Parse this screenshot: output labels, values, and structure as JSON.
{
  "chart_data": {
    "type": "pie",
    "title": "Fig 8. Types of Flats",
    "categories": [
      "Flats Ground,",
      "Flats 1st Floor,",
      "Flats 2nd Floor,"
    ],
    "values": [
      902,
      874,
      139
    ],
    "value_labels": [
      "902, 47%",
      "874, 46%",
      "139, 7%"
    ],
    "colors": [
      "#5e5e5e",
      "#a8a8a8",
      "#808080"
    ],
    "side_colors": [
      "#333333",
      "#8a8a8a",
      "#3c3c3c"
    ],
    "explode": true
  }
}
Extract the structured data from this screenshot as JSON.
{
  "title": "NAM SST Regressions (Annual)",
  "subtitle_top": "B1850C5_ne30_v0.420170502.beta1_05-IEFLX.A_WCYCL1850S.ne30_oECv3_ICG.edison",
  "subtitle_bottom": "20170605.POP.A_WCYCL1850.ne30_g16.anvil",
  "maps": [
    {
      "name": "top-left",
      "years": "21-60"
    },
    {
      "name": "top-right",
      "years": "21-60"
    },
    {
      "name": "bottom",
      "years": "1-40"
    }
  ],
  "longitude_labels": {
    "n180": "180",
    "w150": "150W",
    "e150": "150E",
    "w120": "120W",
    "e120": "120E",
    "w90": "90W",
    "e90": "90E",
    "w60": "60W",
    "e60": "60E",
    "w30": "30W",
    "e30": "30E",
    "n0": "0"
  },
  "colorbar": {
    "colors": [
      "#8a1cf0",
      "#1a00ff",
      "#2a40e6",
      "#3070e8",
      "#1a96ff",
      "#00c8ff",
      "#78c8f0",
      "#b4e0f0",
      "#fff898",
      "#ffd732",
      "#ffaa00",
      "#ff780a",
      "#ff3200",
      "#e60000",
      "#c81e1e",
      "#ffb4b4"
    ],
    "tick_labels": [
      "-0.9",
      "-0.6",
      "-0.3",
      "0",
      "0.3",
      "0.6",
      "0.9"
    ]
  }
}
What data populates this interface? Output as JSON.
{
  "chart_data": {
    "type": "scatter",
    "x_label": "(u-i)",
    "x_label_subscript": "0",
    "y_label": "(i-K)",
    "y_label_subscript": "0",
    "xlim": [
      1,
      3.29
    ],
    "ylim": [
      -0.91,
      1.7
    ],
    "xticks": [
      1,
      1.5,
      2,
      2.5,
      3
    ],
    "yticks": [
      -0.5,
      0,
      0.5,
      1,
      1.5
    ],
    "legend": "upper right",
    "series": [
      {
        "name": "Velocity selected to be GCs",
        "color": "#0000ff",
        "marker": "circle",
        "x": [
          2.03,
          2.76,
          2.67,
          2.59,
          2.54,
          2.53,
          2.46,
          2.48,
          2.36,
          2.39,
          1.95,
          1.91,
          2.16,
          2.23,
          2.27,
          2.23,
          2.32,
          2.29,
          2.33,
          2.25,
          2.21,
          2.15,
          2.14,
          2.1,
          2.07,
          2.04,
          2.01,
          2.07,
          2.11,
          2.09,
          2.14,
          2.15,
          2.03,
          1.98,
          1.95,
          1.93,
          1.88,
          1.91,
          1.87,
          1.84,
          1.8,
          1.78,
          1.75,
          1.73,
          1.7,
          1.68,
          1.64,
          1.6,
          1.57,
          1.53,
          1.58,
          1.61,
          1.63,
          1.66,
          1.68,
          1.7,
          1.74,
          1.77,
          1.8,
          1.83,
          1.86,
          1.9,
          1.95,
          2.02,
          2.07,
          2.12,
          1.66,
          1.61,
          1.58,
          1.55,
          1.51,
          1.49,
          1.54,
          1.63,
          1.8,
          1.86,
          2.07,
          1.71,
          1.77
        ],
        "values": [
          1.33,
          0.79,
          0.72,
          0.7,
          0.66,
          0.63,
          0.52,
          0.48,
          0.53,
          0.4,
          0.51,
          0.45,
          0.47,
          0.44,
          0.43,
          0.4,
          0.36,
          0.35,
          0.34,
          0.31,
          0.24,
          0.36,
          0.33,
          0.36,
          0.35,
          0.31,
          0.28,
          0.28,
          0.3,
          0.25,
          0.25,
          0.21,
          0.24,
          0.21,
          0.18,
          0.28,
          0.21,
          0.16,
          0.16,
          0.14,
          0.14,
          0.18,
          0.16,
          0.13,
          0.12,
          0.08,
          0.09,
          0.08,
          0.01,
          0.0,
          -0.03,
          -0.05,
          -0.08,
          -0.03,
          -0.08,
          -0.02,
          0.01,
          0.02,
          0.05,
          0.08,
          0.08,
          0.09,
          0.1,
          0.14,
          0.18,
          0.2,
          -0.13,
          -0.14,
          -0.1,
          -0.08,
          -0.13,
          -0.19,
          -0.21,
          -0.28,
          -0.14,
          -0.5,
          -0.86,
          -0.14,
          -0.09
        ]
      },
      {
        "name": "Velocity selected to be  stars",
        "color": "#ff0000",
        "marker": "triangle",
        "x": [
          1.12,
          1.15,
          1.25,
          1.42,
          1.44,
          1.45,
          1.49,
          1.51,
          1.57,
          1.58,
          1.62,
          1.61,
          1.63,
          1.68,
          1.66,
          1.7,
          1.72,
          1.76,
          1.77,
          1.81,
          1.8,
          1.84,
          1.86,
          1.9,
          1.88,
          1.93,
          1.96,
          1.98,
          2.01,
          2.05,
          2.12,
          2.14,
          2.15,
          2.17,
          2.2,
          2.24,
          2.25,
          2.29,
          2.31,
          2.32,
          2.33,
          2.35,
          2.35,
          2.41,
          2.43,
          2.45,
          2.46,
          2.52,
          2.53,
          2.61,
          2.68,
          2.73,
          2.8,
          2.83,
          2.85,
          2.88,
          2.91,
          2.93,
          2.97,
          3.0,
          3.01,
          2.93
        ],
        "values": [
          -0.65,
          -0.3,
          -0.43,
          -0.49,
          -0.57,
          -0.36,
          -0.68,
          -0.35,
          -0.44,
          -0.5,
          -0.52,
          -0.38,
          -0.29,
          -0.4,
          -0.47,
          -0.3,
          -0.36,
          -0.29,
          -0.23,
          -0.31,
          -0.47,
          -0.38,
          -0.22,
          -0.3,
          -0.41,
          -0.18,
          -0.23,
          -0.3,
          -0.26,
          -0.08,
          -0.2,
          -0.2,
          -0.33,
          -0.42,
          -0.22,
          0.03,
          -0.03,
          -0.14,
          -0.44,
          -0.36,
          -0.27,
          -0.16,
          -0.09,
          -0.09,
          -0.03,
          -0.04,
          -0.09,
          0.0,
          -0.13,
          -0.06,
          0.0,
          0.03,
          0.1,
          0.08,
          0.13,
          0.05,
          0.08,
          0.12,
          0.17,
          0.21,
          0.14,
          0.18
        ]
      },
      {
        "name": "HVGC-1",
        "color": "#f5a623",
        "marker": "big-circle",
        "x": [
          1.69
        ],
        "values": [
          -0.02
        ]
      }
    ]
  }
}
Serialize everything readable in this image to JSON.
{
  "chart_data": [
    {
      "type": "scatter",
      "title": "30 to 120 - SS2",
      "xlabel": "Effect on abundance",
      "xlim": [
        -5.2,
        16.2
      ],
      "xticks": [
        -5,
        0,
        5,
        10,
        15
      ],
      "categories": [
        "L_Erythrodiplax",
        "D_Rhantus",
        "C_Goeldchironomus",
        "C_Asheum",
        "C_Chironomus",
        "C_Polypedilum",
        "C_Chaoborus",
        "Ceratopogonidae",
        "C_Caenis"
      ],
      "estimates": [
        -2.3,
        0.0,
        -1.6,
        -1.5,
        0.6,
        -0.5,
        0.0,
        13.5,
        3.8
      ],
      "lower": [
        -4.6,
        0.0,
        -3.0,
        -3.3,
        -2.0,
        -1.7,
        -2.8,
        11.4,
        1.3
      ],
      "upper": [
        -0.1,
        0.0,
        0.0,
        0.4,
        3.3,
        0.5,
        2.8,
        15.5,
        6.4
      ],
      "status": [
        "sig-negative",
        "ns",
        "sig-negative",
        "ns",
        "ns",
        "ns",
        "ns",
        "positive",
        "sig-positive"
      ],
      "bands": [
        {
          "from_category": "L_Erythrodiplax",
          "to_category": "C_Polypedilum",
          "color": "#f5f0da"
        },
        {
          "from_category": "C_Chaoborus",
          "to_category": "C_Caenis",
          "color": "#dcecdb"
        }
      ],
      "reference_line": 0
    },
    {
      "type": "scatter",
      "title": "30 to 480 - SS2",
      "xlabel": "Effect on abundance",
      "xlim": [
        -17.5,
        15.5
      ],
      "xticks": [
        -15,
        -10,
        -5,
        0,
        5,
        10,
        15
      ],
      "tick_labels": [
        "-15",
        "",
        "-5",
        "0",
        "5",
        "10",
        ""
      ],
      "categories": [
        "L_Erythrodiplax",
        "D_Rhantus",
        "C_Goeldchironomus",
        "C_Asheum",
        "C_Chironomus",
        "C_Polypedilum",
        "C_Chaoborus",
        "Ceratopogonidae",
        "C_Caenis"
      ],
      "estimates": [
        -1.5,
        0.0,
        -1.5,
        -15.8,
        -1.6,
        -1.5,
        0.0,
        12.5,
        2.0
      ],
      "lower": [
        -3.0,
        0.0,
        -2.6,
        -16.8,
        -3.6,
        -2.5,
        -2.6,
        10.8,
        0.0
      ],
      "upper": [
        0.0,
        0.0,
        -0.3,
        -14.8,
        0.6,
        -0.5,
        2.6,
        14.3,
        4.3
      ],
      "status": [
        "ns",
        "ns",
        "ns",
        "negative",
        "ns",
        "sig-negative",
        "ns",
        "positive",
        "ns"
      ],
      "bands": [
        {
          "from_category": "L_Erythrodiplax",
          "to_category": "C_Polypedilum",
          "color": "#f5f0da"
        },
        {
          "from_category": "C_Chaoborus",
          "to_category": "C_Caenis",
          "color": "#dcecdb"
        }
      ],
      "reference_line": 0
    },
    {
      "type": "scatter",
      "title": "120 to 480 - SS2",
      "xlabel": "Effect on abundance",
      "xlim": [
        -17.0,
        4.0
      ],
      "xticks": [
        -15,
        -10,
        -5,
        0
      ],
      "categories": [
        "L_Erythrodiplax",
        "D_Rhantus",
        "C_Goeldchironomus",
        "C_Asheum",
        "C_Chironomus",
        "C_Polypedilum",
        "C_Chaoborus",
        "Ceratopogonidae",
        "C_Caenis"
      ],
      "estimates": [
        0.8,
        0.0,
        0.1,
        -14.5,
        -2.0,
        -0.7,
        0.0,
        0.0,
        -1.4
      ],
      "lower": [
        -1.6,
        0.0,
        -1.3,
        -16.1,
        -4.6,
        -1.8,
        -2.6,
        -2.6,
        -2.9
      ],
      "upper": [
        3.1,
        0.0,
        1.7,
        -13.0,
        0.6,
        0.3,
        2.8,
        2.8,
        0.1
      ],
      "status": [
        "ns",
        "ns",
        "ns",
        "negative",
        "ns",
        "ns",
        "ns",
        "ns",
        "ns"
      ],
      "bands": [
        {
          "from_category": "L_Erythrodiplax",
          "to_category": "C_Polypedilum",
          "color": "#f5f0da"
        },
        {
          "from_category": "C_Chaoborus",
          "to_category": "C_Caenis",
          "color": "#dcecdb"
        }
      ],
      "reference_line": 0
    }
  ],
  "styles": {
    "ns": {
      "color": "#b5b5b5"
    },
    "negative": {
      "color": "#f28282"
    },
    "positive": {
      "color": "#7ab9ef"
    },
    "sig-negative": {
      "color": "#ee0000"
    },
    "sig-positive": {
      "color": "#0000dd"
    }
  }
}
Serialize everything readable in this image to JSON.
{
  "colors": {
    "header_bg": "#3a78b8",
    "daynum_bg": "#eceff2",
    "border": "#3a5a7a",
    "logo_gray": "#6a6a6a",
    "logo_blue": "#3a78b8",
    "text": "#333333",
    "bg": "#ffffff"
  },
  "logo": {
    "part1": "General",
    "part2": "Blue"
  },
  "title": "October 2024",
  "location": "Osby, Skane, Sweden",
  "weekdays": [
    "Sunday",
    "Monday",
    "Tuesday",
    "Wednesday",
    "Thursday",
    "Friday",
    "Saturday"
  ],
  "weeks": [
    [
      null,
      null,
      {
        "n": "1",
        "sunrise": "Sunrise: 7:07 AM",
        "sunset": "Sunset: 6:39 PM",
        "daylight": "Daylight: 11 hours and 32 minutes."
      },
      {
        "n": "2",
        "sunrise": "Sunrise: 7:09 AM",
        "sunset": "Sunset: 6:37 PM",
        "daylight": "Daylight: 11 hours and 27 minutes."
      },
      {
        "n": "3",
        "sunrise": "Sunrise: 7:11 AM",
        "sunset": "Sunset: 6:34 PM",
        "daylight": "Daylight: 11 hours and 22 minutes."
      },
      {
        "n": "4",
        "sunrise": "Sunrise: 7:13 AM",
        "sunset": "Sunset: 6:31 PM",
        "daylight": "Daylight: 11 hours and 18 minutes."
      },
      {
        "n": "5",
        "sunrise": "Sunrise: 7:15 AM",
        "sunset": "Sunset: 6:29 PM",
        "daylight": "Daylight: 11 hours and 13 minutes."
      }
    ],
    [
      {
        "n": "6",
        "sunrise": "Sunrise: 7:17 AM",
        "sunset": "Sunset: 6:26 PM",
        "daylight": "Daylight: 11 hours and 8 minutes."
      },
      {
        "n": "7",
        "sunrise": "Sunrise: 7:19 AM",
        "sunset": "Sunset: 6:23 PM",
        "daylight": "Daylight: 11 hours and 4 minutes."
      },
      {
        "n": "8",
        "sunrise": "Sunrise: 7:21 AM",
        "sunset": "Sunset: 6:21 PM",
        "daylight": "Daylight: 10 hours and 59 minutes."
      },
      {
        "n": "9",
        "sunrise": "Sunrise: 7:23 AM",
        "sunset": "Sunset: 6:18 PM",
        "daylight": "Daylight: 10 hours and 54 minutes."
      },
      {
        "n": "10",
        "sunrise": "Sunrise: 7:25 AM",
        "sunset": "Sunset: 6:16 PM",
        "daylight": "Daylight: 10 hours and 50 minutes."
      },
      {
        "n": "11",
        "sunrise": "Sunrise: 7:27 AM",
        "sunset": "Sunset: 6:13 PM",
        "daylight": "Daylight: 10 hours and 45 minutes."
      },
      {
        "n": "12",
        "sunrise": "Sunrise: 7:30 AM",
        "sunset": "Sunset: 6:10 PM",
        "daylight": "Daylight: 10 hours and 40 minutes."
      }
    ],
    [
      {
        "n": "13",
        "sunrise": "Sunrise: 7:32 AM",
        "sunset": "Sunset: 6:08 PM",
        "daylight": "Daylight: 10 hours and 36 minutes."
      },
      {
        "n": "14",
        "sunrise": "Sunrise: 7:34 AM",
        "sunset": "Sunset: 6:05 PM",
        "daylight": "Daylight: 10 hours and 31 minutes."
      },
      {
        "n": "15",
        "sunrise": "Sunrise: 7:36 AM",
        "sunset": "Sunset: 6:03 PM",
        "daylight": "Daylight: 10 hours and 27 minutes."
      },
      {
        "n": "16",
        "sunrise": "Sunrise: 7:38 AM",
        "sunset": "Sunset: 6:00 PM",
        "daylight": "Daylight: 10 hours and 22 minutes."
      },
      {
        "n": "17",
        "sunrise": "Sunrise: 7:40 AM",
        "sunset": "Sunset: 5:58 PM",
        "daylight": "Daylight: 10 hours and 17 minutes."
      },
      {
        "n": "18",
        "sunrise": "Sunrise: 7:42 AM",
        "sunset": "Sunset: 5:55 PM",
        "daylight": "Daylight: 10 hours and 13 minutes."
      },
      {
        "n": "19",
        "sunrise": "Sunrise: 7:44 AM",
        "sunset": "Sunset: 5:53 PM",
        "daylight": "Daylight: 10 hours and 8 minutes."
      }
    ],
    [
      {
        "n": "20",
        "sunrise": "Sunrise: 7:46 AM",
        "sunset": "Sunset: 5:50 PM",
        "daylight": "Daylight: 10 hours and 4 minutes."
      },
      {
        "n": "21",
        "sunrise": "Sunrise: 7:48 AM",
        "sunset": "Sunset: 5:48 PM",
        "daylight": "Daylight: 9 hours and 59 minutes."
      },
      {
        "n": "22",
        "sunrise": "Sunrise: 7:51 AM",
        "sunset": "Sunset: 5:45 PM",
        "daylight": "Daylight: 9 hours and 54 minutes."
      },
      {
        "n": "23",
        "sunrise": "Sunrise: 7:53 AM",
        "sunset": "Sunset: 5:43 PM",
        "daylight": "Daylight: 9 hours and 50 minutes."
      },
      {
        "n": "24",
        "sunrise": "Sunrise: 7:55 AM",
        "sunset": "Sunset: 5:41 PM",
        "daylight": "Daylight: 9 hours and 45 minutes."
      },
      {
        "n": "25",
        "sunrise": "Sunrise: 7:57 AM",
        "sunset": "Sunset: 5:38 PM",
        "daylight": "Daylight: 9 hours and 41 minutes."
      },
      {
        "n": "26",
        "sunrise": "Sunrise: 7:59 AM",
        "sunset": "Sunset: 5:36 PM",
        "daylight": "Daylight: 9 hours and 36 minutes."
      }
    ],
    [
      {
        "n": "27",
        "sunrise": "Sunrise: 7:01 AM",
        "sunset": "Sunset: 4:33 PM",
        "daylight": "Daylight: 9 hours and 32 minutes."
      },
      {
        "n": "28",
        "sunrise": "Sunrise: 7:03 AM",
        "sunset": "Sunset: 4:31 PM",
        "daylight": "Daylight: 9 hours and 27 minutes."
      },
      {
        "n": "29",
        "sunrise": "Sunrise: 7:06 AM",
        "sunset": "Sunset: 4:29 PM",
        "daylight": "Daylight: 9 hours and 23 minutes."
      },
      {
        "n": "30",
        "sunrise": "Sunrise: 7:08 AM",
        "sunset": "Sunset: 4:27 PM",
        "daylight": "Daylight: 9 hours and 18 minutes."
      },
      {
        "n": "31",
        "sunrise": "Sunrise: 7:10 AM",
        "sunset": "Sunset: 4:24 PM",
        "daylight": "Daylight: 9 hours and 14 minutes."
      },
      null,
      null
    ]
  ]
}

********************

## Prompt
Look through the listing and extract every line with "Velocity" in it.

## Task output
        "name": "Velocity selected to be GCs",
        "name": "Velocity selected to be  stars",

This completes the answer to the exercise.